◆ WHAT IS NEEDED
Copy out all lines in the data below containing the string "以人为本".

++++ GIVEN RECORDS ++++

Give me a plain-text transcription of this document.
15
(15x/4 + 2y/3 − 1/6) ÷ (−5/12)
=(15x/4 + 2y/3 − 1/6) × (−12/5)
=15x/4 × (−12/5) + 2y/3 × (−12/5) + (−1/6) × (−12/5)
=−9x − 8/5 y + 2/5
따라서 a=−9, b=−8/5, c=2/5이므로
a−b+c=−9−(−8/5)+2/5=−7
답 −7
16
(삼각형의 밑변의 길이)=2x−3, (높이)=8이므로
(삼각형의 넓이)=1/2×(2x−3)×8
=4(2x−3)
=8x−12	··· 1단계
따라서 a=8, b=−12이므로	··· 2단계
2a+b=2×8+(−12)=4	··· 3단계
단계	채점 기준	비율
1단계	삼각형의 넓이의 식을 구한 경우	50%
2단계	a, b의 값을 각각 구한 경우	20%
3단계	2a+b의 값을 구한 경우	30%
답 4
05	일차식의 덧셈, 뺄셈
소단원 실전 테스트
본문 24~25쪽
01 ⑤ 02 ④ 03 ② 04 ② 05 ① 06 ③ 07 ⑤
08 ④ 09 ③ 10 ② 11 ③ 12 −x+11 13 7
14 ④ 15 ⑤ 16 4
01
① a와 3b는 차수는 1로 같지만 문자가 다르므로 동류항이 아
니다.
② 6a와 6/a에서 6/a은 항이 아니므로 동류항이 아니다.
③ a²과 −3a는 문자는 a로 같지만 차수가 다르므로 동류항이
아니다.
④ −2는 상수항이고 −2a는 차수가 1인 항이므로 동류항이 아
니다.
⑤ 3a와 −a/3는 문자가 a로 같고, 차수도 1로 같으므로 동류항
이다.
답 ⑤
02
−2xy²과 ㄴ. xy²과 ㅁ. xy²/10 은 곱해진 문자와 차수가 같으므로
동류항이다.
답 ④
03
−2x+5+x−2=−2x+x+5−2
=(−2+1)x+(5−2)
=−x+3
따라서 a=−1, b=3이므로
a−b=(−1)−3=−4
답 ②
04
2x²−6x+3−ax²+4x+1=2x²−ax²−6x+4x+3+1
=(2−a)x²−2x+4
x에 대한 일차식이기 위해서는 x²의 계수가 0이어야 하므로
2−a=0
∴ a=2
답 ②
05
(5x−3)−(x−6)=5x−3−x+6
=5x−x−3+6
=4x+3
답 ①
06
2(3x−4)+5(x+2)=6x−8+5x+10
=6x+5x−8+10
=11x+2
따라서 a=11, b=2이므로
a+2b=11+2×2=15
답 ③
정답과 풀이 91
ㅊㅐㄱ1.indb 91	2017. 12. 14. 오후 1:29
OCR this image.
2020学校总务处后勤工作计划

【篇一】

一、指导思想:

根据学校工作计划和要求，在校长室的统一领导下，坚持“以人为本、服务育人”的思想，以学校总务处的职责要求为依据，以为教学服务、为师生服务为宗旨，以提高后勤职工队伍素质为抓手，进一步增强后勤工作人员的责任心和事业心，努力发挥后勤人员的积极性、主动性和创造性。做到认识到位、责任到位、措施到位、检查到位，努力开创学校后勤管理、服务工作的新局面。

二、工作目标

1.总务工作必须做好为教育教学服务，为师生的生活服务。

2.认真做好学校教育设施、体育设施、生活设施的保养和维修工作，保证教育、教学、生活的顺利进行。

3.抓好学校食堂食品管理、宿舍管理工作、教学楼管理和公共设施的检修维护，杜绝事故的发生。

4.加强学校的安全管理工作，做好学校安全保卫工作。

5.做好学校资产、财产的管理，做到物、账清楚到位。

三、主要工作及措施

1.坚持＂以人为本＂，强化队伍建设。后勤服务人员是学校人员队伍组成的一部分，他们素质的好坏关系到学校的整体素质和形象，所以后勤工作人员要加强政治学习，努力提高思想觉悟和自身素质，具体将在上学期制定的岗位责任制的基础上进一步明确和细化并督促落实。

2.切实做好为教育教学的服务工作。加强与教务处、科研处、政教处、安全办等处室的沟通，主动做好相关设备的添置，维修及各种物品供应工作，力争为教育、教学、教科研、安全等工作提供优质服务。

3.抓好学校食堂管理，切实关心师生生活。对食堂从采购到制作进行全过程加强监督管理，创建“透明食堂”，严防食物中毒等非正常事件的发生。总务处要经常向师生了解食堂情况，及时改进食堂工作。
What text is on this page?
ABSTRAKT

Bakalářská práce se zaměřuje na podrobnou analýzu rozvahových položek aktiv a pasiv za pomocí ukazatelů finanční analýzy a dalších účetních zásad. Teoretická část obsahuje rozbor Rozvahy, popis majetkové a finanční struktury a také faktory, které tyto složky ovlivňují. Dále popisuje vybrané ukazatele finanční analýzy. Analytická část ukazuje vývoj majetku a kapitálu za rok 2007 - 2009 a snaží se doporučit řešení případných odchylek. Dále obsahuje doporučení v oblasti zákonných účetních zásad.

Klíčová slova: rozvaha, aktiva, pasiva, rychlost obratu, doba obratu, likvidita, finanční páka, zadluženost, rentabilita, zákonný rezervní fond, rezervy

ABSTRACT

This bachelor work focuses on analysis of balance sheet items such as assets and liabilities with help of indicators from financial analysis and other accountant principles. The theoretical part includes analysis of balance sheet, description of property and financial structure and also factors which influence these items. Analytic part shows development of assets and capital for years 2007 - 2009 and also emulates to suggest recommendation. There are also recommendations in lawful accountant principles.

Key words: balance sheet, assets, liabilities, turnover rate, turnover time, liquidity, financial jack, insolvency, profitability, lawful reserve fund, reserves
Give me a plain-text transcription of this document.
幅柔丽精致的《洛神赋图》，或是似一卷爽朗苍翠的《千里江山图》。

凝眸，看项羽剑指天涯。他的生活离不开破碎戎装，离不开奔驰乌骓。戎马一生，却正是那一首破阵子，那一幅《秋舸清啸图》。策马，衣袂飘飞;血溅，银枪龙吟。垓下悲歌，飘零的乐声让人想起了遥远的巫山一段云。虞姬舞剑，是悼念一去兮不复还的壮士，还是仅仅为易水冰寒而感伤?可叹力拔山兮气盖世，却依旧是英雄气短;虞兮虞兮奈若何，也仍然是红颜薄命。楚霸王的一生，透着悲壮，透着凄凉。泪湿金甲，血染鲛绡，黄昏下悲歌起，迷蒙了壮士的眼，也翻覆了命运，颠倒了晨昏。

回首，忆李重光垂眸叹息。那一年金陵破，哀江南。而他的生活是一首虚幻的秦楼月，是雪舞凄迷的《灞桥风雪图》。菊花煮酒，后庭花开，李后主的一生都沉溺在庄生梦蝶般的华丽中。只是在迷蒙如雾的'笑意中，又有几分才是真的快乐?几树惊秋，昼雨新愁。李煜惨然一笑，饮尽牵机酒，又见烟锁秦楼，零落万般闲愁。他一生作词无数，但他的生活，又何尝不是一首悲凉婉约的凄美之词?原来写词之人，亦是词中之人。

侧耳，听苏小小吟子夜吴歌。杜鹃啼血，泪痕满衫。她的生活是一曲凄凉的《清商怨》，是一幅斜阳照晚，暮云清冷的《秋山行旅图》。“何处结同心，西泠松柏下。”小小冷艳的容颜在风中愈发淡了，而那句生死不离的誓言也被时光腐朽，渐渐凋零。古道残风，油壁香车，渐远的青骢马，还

++++

◆ COMPLETE RESPONSE
根据学校工作计划和要求，在校长室的统一领导下，坚持“以人为本、服务育人”的思想，以学校总务处的职责要求为依据，以为教学服务、为师生服务为宗旨，以提高后勤职工队伍素质为抓手，进一步增强后勤工作人员的责任心和事业心，努力发挥后勤人员的积极性、主动性和创造性。做到认识到位、责任到位、措施到位、检查到位，努力开创学校后勤管理、服务工作的新局面。
1.坚持＂以人为本＂，强化队伍建设。后勤服务人员是学校人员队伍组成的一部分，他们素质的好坏关系到学校的整体素质和形象，所以后勤工作人员要加强政治学习，努力提高思想觉悟和自身素质，具体将在上学期制定的岗位责任制的基础上进一步明确和细化并督促落实。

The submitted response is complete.